◆ **Task directions**: Will you give every entry again exactly as it stands?

**** Input rows

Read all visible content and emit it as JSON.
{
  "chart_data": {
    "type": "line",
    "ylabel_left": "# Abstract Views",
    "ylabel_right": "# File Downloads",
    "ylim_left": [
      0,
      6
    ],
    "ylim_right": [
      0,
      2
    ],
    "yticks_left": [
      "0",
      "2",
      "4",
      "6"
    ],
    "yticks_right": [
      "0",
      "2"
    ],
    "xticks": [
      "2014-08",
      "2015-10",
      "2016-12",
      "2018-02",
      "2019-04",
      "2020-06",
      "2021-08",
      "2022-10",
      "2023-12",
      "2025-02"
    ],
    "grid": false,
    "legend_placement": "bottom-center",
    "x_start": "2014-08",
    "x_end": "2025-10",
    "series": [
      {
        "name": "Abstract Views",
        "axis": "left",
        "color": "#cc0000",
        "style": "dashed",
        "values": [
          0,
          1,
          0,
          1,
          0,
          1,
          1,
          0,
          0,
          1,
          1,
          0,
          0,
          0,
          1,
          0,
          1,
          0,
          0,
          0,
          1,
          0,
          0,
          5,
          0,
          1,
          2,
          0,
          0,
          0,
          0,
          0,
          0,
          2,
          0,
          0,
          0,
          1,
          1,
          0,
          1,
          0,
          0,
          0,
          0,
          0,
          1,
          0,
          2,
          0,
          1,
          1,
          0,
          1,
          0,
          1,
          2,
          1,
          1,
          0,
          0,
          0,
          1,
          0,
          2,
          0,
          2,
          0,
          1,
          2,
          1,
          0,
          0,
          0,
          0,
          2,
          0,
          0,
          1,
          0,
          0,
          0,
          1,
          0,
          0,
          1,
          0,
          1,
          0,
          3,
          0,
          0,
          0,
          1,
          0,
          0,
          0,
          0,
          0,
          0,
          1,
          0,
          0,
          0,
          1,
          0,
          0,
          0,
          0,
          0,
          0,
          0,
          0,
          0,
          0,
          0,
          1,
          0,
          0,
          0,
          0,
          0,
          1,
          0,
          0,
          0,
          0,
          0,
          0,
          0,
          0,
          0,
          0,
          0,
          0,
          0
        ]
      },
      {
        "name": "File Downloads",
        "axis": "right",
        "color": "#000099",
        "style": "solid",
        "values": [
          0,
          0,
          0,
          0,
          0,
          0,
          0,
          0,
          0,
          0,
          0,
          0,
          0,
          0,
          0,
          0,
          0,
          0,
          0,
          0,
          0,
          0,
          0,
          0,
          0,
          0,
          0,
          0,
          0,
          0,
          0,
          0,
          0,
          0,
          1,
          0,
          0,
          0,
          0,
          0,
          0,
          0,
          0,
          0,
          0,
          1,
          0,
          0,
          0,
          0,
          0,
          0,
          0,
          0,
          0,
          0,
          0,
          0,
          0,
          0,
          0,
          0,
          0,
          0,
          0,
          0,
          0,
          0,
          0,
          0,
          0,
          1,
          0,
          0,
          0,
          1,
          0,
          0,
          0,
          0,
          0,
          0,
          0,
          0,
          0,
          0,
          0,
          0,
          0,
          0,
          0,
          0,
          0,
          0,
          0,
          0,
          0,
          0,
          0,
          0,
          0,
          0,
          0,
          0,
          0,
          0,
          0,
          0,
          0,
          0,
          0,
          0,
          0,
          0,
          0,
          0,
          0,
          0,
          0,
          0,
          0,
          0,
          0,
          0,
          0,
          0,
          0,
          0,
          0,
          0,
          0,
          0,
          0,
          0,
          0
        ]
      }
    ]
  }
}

********

◆ **Task response**:
Read all visible content and emit it as JSON.
{
  "chart_data": {
    "type": "line",
    "ylabel_left": "# Abstract Views",
    "ylabel_right": "# File Downloads",
    "ylim_left": [
      0,
      6
    ],
    "ylim_right": [
      0,
      2
    ],
    "yticks_left": [
      "0",
      "2",
      "4",
      "6"
    ],
    "yticks_right": [
      "0",
      "2"
    ],
    "xticks": [
      "2014-08",
      "2015-10",
      "2016-12",
      "2018-02",
      "2019-04",
      "2020-06",
      "2021-08",
      "2022-10",
      "2023-12",
      "2025-02"
    ],
    "grid": false,
    "legend_placement": "bottom-center",
    "x_start": "2014-08",
    "x_end": "2025-10",
    "series": [
      {
        "name": "Abstract Views",
        "axis": "left",
        "color": "#cc0000",
        "style": "dashed",
        "values": [
          0,
          1,
          0,
          1,
          0,
          1,
          1,
          0,
          0,
          1,
          1,
          0,
          0,
          0,
          1,
          0,
          1,
          0,
          0,
          0,
          1,
          0,
          0,
          5,
          0,
          1,
          2,
          0,
          0,
          0,
          0,
          0,
          0,
          2,
          0,
          0,
          0,
          1,
          1,
          0,
          1,
          0,
          0,
          0,
          0,
          0,
          1,
          0,
          2,
          0,
          1,
          1,
          0,
          1,
          0,
          1,
          2,
          1,
          1,
          0,
          0,
          0,
          1,
          0,
          2,
          0,
          2,
          0,
          1,
          2,
          1,
          0,
          0,
          0,
          0,
          2,
          0,
          0,
          1,
          0,
          0,
          0,
          1,
          0,
          0,
          1,
          0,
          1,
          0,
          3,
          0,
          0,
          0,
          1,
          0,
          0,
          0,
          0,
          0,
          0,
          1,
          0,
          0,
          0,
          1,
          0,
          0,
          0,
          0,
          0,
          0,
          0,
          0,
          0,
          0,
          0,
          1,
          0,
          0,
          0,
          0,
          0,
          1,
          0,
          0,
          0,
          0,
          0,
          0,
          0,
          0,
          0,
          0,
          0,
          0,
          0
        ]
      },
      {
        "name": "File Downloads",
        "axis": "right",
        "color": "#000099",
        "style": "solid",
        "values": [
          0,
          0,
          0,
          0,
          0,
          0,
          0,
          0,
          0,
          0,
          0,
          0,
          0,
          0,
          0,
          0,
          0,
          0,
          0,
          0,
          0,
          0,
          0,
          0,
          0,
          0,
          0,
          0,
          0,
          0,
          0,
          0,
          0,
          0,
          1,
          0,
          0,
          0,
          0,
          0,
          0,
          0,
          0,
          0,
          0,
          1,
          0,
          0,
          0,
          0,
          0,
          0,
          0,
          0,
          0,
          0,
          0,
          0,
          0,
          0,
          0,
          0,
          0,
          0,
          0,
          0,
          0,
          0,
          0,
          0,
          0,
          1,
          0,
          0,
          0,
          1,
          0,
          0,
          0,
          0,
          0,
          0,
          0,
          0,
          0,
          0,
          0,
          0,
          0,
          0,
          0,
          0,
          0,
          0,
          0,
          0,
          0,
          0,
          0,
          0,
          0,
          0,
          0,
          0,
          0,
          0,
          0,
          0,
          0,
          0,
          0,
          0,
          0,
          0,
          0,
          0,
          0,
          0,
          0,
          0,
          0,
          0,
          0,
          0,
          0,
          0,
          0,
          0,
          0,
          0,
          0,
          0,
          0,
          0,
          0
        ]
      }
    ]
  }
}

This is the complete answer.